Copy each of the entries below faithfully, setting aside any pictures.

Data listing
------------------------

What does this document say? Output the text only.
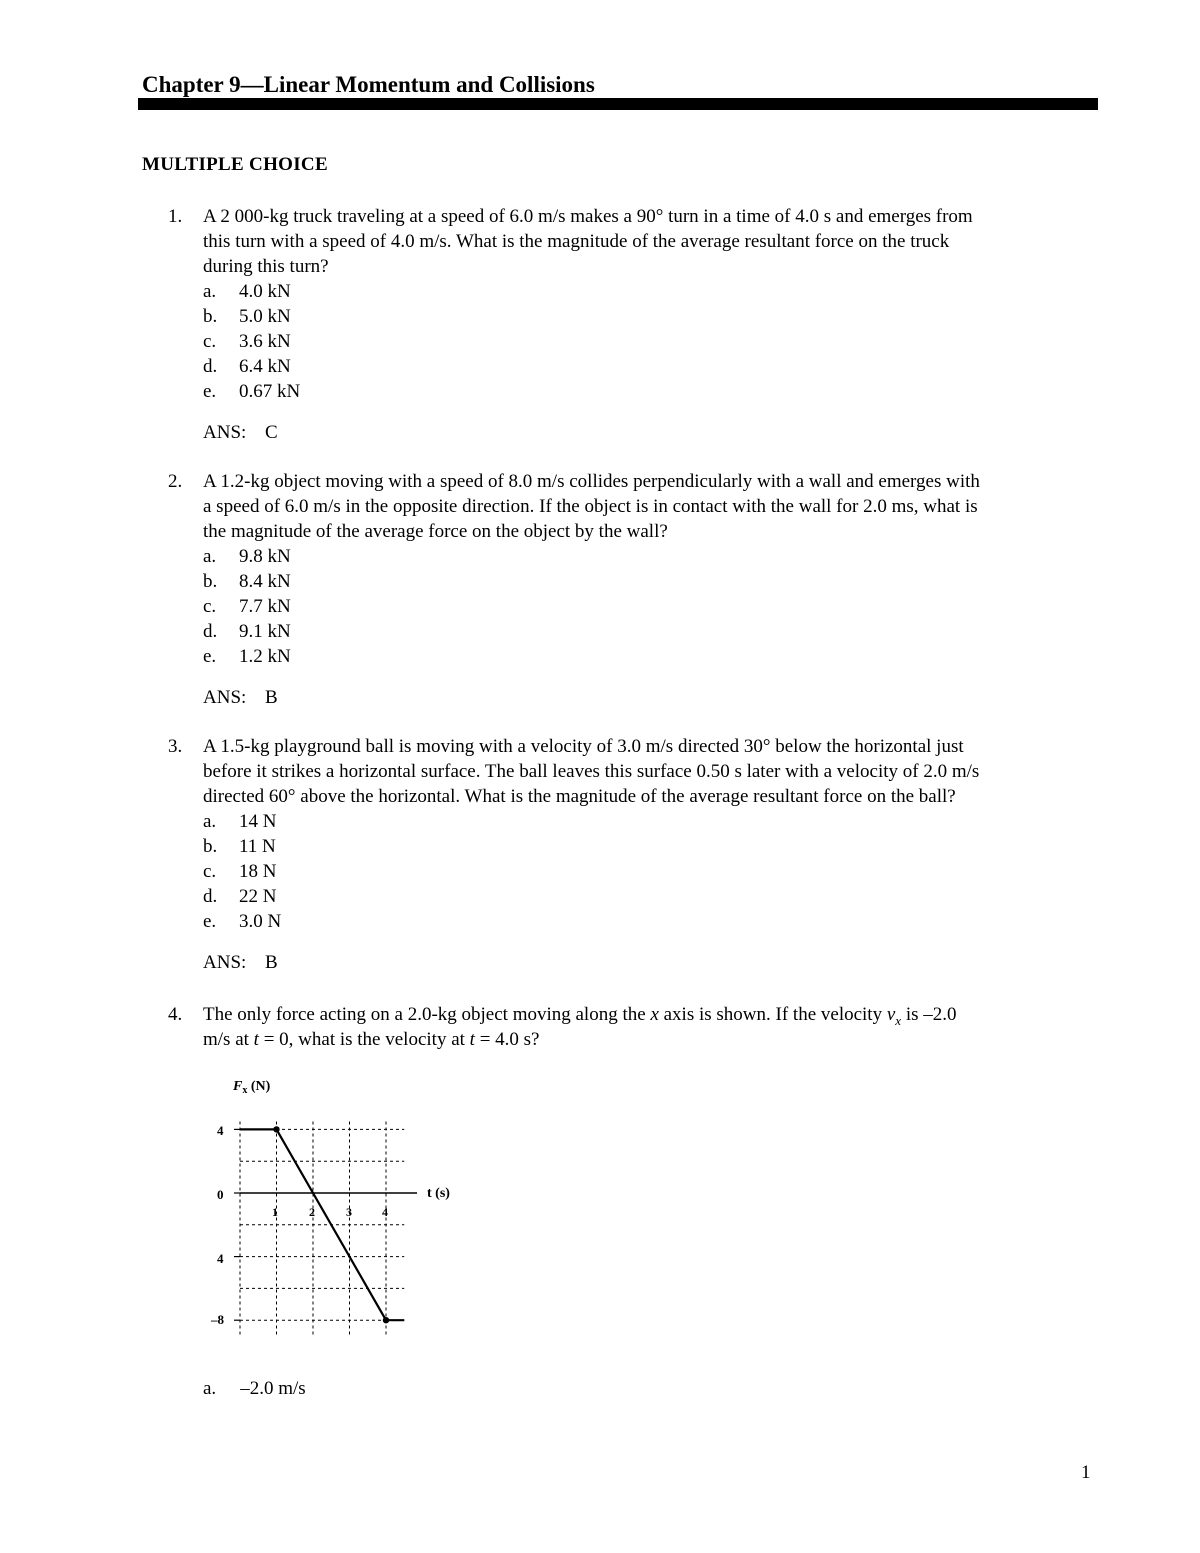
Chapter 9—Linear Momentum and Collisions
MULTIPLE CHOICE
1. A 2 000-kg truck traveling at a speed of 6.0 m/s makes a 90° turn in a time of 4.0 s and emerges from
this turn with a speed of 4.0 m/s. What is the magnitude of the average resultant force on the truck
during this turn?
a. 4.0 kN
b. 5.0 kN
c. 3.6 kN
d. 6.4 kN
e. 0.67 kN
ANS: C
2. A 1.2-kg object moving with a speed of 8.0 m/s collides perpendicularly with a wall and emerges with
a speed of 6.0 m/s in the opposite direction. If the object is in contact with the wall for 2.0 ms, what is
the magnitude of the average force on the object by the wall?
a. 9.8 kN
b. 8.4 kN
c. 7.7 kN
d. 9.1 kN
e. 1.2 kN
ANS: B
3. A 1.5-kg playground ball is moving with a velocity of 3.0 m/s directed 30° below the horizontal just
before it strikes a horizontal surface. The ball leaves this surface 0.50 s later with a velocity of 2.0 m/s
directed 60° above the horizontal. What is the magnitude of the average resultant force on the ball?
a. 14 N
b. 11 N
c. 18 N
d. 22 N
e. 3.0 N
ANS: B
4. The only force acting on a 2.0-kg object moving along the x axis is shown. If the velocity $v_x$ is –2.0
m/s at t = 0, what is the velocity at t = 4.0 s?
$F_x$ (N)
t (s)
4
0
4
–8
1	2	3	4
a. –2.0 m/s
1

------------------------

• _OUTPUT BELOW_:
What does this document say? Output the text only.
Chapter 9—Linear Momentum and Collisions
MULTIPLE CHOICE
1. A 2 000-kg truck traveling at a speed of 6.0 m/s makes a 90° turn in a time of 4.0 s and emerges from
this turn with a speed of 4.0 m/s. What is the magnitude of the average resultant force on the truck
during this turn?
a. 4.0 kN
b. 5.0 kN
c. 3.6 kN
d. 6.4 kN
e. 0.67 kN
ANS: C
2. A 1.2-kg object moving with a speed of 8.0 m/s collides perpendicularly with a wall and emerges with
a speed of 6.0 m/s in the opposite direction. If the object is in contact with the wall for 2.0 ms, what is
the magnitude of the average force on the object by the wall?
a. 9.8 kN
b. 8.4 kN
c. 7.7 kN
d. 9.1 kN
e. 1.2 kN
ANS: B
3. A 1.5-kg playground ball is moving with a velocity of 3.0 m/s directed 30° below the horizontal just
before it strikes a horizontal surface. The ball leaves this surface 0.50 s later with a velocity of 2.0 m/s
directed 60° above the horizontal. What is the magnitude of the average resultant force on the ball?
a. 14 N
b. 11 N
c. 18 N
d. 22 N
e. 3.0 N
ANS: B
4. The only force acting on a 2.0-kg object moving along the x axis is shown. If the velocity $v_x$ is –2.0
m/s at t = 0, what is the velocity at t = 4.0 s?
$F_x$ (N)
t (s)
4
0
4
–8
1	2	3	4
a. –2.0 m/s
1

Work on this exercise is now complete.